AIM: Write the data out again exactly, with no pictures.

DATA PROVIDED:
☆ ☆ ☆ ☆ ☆ ☆ ☆
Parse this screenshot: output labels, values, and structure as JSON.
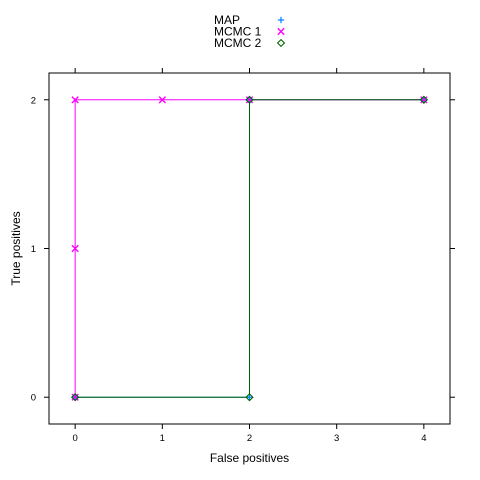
{
  "chart_data": {
    "type": "line",
    "xlabel": "False positives",
    "ylabel": "True positives",
    "xlim": [
      -0.3,
      4.3
    ],
    "ylim": [
      -0.18,
      2.18
    ],
    "x_ticks": [
      0,
      1,
      2,
      3,
      4
    ],
    "y_ticks": [
      0,
      1,
      2
    ],
    "x_tick_labels": [
      "0",
      "1",
      "2",
      "3",
      "4"
    ],
    "y_tick_labels": [
      "0",
      "1",
      "2"
    ],
    "grid": false,
    "legend_position": "top",
    "legend": [
      "MAP",
      "MCMC 1",
      "MCMC 2"
    ],
    "series": [
      {
        "name": "MAP",
        "color": "#0080ff",
        "marker": "plus",
        "points": [
          [
            0,
            0
          ],
          [
            2,
            0
          ],
          [
            2,
            2
          ],
          [
            4,
            2
          ]
        ]
      },
      {
        "name": "MCMC 1",
        "color": "#ff00ff",
        "marker": "cross",
        "points": [
          [
            0,
            0
          ],
          [
            0,
            1
          ],
          [
            0,
            2
          ],
          [
            1,
            2
          ],
          [
            2,
            2
          ],
          [
            4,
            2
          ]
        ]
      },
      {
        "name": "MCMC 2",
        "color": "#006400",
        "marker": "diamond",
        "points": [
          [
            0,
            0
          ],
          [
            2,
            0
          ],
          [
            2,
            2
          ],
          [
            4,
            2
          ]
        ]
      }
    ]
  }
}
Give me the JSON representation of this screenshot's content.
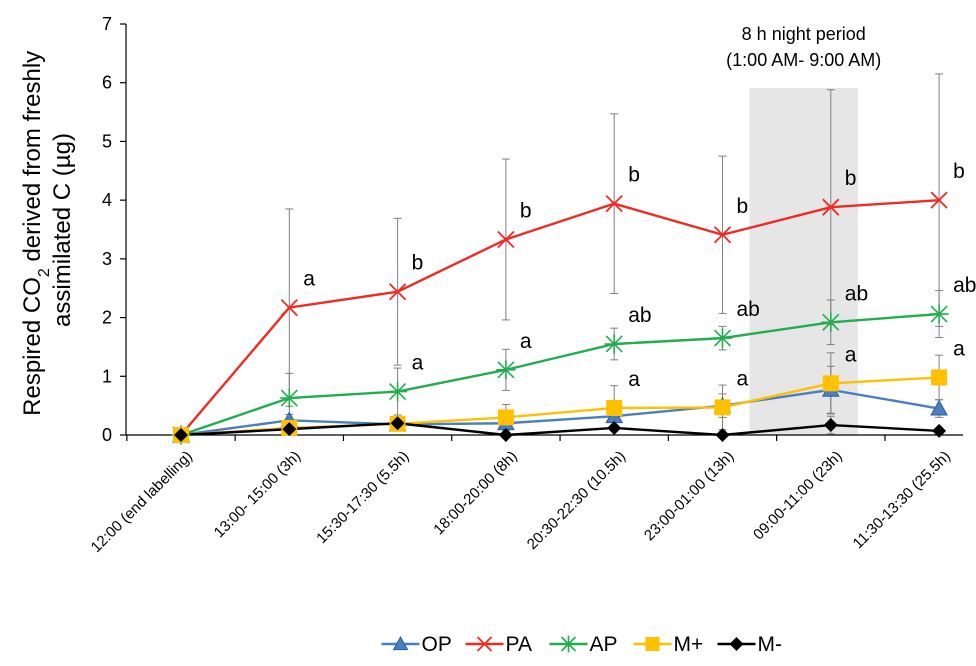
☆ ☆ ☆ ☆ ☆ ☆ ☆
RESPONSE TO THE EXERCISE:
Parse this screenshot: output labels, values, and structure as JSON.
{
  "chart_data": {
    "type": "line",
    "xlabel": "False positives",
    "ylabel": "True positives",
    "xlim": [
      -0.3,
      4.3
    ],
    "ylim": [
      -0.18,
      2.18
    ],
    "x_ticks": [
      0,
      1,
      2,
      3,
      4
    ],
    "y_ticks": [
      0,
      1,
      2
    ],
    "x_tick_labels": [
      "0",
      "1",
      "2",
      "3",
      "4"
    ],
    "y_tick_labels": [
      "0",
      "1",
      "2"
    ],
    "grid": false,
    "legend_position": "top",
    "legend": [
      "MAP",
      "MCMC 1",
      "MCMC 2"
    ],
    "series": [
      {
        "name": "MAP",
        "color": "#0080ff",
        "marker": "plus",
        "points": [
          [
            0,
            0
          ],
          [
            2,
            0
          ],
          [
            2,
            2
          ],
          [
            4,
            2
          ]
        ]
      },
      {
        "name": "MCMC 1",
        "color": "#ff00ff",
        "marker": "cross",
        "points": [
          [
            0,
            0
          ],
          [
            0,
            1
          ],
          [
            0,
            2
          ],
          [
            1,
            2
          ],
          [
            2,
            2
          ],
          [
            4,
            2
          ]
        ]
      },
      {
        "name": "MCMC 2",
        "color": "#006400",
        "marker": "diamond",
        "points": [
          [
            0,
            0
          ],
          [
            2,
            0
          ],
          [
            2,
            2
          ],
          [
            4,
            2
          ]
        ]
      }
    ]
  }
}
Give me the JSON representation of this screenshot's content.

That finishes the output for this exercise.